__What the task asks__: Find the word "Blood" in the material below and gather every line that contains it.

__Information provided__:
(begin)
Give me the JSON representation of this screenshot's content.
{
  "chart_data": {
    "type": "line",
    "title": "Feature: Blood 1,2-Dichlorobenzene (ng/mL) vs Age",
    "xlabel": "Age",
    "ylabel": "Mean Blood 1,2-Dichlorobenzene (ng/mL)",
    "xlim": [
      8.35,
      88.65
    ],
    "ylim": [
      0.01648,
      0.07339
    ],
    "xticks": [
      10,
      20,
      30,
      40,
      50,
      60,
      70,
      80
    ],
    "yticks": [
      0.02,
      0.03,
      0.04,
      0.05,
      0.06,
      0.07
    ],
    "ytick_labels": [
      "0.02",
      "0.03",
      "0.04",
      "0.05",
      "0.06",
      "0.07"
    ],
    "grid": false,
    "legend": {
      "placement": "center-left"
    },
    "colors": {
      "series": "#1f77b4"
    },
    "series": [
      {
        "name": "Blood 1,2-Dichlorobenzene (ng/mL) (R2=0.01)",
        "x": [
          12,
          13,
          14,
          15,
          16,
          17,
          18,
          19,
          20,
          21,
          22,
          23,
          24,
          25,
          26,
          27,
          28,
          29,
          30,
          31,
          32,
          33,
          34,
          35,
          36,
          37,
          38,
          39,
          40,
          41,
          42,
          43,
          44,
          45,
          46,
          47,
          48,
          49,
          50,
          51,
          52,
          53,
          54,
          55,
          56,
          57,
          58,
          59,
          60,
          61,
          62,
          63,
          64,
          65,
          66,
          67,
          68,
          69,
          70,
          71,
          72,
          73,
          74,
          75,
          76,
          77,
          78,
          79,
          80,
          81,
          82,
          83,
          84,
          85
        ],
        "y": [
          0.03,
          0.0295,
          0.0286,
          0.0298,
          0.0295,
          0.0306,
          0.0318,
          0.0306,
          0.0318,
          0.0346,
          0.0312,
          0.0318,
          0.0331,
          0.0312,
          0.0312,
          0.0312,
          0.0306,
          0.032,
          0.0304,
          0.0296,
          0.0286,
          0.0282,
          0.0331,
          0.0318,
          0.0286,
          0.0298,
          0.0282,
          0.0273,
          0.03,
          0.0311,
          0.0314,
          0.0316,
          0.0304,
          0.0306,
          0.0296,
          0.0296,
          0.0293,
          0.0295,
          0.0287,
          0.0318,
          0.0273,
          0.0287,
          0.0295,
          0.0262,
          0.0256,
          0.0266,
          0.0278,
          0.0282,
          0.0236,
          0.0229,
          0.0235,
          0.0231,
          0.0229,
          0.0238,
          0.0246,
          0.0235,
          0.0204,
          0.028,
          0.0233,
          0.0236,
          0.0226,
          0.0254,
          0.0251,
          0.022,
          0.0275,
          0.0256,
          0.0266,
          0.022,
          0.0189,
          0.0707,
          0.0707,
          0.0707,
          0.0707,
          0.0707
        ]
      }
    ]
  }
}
(end)
__Correct answer__:
    "title": "Feature: Blood 1,2-Dichlorobenzene (ng/mL) vs Age",
    "ylabel": "Mean Blood 1,2-Dichlorobenzene (ng/mL)",
        "name": "Blood 1,2-Dichlorobenzene (ng/mL) (R2=0.01)",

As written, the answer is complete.